__Task objective__. Using the listing below, extract each line that has the word "your" in it.
# START OF Data supplied
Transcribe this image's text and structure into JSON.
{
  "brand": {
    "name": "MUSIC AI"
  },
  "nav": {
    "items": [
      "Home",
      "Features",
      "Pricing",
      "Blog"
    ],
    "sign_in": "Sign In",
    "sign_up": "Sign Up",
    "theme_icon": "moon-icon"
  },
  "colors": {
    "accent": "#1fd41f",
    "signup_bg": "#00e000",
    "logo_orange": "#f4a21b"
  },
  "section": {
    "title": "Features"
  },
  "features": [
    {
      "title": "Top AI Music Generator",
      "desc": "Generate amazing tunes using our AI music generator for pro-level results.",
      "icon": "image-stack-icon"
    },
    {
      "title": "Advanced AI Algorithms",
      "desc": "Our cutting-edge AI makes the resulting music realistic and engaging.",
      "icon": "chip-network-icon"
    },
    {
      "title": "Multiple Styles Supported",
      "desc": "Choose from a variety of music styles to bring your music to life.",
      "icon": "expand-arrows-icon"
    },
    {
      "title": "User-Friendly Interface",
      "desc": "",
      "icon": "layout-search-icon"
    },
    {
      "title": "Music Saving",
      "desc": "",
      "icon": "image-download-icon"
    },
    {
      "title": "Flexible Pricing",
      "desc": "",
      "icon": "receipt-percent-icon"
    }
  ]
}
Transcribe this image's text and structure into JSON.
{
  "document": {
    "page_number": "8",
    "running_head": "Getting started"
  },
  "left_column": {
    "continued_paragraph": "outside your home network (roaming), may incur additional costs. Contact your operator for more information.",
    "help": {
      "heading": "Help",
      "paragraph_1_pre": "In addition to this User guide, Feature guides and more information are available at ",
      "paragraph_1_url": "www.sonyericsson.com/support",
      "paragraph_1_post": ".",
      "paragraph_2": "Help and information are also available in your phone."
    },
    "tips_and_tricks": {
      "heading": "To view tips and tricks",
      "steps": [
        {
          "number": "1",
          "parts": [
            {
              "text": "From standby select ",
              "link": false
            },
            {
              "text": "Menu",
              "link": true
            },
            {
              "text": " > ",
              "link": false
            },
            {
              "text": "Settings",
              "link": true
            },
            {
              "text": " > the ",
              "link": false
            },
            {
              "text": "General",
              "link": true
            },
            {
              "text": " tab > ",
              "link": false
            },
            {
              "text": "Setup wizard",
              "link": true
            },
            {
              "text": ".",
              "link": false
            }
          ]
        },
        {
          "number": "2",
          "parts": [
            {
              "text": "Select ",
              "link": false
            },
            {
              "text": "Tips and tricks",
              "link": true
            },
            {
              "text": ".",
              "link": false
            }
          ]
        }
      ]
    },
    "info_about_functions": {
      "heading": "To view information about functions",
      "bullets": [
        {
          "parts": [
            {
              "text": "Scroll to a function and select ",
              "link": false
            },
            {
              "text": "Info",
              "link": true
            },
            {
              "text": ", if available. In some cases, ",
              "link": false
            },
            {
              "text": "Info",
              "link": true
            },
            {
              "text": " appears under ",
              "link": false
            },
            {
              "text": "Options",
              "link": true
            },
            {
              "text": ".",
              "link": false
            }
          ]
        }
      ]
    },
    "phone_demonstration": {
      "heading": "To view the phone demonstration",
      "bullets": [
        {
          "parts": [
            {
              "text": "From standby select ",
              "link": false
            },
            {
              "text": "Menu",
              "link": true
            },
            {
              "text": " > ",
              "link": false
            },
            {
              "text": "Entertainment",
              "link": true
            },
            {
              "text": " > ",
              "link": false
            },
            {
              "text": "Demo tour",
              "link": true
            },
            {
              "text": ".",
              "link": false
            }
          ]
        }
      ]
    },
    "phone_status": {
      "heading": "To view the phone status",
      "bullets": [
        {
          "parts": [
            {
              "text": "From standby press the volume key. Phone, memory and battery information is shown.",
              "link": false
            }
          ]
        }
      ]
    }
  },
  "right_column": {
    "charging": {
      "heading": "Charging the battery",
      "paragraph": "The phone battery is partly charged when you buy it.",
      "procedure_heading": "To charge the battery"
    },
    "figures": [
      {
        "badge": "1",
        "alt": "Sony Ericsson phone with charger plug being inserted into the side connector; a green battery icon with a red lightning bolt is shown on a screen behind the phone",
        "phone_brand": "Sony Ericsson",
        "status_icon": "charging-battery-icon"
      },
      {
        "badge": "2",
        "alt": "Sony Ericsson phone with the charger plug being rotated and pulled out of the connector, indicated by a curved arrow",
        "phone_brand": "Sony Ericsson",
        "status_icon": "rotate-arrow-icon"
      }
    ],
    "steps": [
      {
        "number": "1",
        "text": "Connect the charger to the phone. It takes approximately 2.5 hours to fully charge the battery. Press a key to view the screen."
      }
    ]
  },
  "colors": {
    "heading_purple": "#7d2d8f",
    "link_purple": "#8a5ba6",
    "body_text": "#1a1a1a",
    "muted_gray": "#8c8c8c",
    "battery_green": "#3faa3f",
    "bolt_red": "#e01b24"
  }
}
# END OF Data supplied
__Problem solution__.
      "desc": "Choose from a variety of music styles to bring your music to life.",
    "continued_paragraph": "outside your home network (roaming), may incur additional costs. Contact your operator for more information.",
      "paragraph_2": "Help and information are also available in your phone."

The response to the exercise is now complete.